_Problem to solve:_ Pull every line containing "JSON" out of the material below.

[Chart and figure data]
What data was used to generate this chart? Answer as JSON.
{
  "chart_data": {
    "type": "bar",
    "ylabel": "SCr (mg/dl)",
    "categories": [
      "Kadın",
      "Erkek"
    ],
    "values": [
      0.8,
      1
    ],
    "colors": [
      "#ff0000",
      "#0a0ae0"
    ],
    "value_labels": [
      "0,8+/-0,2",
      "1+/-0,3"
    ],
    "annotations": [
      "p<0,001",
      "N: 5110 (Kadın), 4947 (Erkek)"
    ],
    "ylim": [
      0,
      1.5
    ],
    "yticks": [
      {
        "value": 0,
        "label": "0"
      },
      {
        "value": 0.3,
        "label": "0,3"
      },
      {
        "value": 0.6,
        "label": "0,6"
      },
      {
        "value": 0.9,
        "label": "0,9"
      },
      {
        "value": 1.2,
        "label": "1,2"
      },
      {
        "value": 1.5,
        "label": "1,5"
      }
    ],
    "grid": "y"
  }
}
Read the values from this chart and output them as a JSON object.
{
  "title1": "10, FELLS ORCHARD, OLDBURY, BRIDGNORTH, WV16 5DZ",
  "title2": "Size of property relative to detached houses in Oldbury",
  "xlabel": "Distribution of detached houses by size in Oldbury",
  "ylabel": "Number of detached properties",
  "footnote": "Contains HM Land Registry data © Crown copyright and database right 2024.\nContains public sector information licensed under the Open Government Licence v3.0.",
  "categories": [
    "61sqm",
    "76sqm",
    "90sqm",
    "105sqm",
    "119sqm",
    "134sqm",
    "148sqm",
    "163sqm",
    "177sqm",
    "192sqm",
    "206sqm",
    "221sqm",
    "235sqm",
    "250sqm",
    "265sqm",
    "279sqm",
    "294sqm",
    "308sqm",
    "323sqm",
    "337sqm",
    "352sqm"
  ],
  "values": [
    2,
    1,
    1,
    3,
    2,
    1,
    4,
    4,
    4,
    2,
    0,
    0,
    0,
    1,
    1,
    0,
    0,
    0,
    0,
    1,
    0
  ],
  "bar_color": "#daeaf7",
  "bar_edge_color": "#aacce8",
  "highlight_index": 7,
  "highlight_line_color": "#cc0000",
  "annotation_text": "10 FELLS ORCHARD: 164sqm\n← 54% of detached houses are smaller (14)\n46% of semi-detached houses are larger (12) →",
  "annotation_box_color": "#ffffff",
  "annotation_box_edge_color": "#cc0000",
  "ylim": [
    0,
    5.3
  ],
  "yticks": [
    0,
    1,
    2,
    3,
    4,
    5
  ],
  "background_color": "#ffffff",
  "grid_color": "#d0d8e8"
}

_Output for this exercise:_
What data was used to generate this chart? Answer as JSON.
Read the values from this chart and output them as a JSON object.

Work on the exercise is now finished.